**TASK TO CARRY OUT**
Transcribe, word for word, the line containing "Decode this image" and each line following it through the end of the listing below. Omit all other lines.

-------- GIVEN INFORMATION --------

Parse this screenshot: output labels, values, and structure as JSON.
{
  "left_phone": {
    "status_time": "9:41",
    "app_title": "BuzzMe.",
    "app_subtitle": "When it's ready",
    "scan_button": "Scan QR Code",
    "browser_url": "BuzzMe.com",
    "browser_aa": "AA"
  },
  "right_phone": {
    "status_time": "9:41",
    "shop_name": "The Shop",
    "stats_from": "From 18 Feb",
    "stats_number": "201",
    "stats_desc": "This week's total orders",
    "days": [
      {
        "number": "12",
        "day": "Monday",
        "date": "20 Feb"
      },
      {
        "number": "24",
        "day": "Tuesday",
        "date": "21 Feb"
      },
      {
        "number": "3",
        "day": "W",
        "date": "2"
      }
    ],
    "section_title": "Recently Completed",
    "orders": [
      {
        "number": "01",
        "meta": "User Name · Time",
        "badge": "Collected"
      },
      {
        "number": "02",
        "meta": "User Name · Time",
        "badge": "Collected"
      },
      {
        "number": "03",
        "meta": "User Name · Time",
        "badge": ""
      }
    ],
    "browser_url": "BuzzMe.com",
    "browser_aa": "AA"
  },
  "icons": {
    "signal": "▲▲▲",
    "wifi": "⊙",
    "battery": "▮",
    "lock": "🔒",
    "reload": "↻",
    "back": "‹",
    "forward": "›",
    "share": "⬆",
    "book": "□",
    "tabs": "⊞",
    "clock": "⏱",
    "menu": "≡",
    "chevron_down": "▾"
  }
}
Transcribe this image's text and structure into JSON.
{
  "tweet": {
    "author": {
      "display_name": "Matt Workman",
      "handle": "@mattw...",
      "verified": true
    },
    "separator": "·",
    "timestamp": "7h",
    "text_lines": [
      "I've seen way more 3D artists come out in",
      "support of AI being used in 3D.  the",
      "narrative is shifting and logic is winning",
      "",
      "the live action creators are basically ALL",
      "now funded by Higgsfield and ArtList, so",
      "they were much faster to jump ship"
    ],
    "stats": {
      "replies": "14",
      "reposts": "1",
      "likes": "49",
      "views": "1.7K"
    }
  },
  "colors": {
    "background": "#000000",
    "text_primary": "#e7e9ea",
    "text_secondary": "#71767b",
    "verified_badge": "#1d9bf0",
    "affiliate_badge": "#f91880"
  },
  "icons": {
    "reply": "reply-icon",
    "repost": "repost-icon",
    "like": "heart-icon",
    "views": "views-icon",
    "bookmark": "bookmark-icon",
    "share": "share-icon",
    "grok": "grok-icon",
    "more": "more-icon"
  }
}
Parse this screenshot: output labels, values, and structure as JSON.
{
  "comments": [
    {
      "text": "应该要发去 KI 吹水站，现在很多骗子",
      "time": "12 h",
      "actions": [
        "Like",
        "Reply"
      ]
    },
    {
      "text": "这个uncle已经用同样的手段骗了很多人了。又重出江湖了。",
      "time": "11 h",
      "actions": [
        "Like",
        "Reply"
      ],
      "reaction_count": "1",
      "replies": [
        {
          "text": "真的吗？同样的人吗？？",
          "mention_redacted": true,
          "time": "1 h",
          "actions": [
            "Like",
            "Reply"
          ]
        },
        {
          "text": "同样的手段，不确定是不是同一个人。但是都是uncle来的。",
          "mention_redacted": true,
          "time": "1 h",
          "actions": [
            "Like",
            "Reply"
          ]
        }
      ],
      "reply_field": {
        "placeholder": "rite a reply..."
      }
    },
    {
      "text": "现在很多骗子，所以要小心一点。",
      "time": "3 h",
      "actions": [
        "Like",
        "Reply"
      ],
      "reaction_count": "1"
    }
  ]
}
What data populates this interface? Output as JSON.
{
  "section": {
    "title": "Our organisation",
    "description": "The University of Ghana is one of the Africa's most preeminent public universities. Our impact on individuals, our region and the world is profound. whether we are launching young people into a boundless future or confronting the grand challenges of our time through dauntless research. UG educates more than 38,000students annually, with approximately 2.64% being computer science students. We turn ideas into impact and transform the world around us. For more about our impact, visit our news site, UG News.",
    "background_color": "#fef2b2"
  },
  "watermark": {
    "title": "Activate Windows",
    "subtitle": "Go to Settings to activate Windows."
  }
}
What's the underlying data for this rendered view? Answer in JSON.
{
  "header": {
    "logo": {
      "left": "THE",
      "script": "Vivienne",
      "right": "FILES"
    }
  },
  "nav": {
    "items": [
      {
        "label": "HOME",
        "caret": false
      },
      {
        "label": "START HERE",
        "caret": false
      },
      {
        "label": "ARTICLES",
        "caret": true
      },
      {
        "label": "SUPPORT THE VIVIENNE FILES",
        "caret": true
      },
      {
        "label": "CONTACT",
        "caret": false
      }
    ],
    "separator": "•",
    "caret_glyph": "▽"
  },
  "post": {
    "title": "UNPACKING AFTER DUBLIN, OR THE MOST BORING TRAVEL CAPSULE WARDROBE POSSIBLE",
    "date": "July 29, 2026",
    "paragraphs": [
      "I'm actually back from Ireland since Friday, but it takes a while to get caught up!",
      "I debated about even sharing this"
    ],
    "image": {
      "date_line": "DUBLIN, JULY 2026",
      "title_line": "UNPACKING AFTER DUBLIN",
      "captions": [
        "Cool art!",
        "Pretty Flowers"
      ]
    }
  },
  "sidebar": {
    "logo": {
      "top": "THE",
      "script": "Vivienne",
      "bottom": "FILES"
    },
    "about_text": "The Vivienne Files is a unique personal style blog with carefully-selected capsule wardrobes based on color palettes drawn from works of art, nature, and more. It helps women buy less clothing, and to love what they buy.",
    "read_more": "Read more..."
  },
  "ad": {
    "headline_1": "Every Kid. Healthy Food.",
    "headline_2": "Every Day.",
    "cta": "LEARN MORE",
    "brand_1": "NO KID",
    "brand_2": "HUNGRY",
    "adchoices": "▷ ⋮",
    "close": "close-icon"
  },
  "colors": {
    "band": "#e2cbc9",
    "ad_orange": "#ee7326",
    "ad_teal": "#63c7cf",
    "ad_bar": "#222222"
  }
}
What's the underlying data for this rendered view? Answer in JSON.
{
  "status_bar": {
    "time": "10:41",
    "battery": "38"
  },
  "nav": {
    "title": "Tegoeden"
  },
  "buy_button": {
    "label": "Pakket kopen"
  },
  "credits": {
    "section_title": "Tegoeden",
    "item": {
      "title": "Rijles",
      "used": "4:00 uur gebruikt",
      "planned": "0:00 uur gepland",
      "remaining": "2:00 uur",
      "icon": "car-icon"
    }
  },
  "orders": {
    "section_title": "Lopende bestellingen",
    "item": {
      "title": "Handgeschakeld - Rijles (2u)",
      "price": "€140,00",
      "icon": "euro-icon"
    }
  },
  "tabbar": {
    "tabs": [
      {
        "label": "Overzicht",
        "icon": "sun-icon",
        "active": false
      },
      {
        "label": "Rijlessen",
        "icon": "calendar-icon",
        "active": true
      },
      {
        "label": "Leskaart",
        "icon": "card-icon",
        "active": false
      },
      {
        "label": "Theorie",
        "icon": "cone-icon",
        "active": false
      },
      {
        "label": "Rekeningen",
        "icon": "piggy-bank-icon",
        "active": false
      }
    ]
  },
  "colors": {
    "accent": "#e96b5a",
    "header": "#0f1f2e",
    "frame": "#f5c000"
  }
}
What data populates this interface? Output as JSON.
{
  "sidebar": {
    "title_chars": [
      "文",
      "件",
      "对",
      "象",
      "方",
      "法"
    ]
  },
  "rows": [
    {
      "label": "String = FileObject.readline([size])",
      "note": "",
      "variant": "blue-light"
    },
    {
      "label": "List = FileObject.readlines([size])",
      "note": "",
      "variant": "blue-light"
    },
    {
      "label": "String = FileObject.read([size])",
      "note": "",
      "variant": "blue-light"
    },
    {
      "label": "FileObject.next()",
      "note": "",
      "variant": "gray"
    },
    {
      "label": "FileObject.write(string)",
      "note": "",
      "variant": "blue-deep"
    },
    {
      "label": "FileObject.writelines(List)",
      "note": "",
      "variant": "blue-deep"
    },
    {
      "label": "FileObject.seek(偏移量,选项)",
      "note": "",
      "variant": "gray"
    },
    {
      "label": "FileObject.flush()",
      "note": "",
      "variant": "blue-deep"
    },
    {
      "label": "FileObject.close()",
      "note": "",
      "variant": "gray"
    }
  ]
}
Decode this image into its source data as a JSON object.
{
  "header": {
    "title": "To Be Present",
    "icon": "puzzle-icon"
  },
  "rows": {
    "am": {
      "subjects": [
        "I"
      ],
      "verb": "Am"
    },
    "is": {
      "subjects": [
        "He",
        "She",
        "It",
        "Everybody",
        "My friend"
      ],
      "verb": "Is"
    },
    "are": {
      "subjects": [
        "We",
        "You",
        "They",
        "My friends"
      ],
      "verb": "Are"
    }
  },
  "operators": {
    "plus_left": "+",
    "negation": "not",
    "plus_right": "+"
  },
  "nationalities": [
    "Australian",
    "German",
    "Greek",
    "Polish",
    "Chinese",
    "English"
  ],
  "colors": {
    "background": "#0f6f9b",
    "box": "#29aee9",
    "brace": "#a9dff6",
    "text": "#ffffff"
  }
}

--------

**ANSWER TO THIS PROBLEM**
Decode this image into its source data as a JSON object.
{
  "header": {
    "title": "To Be Present",
    "icon": "puzzle-icon"
  },
  "rows": {
    "am": {
      "subjects": [
        "I"
      ],
      "verb": "Am"
    },
    "is": {
      "subjects": [
        "He",
        "She",
        "It",
        "Everybody",
        "My friend"
      ],
      "verb": "Is"
    },
    "are": {
      "subjects": [
        "We",
        "You",
        "They",
        "My friends"
      ],
      "verb": "Are"
    }
  },
  "operators": {
    "plus_left": "+",
    "negation": "not",
    "plus_right": "+"
  },
  "nationalities": [
    "Australian",
    "German",
    "Greek",
    "Polish",
    "Chinese",
    "English"
  ],
  "colors": {
    "background": "#0f6f9b",
    "box": "#29aee9",
    "brace": "#a9dff6",
    "text": "#ffffff"
  }
}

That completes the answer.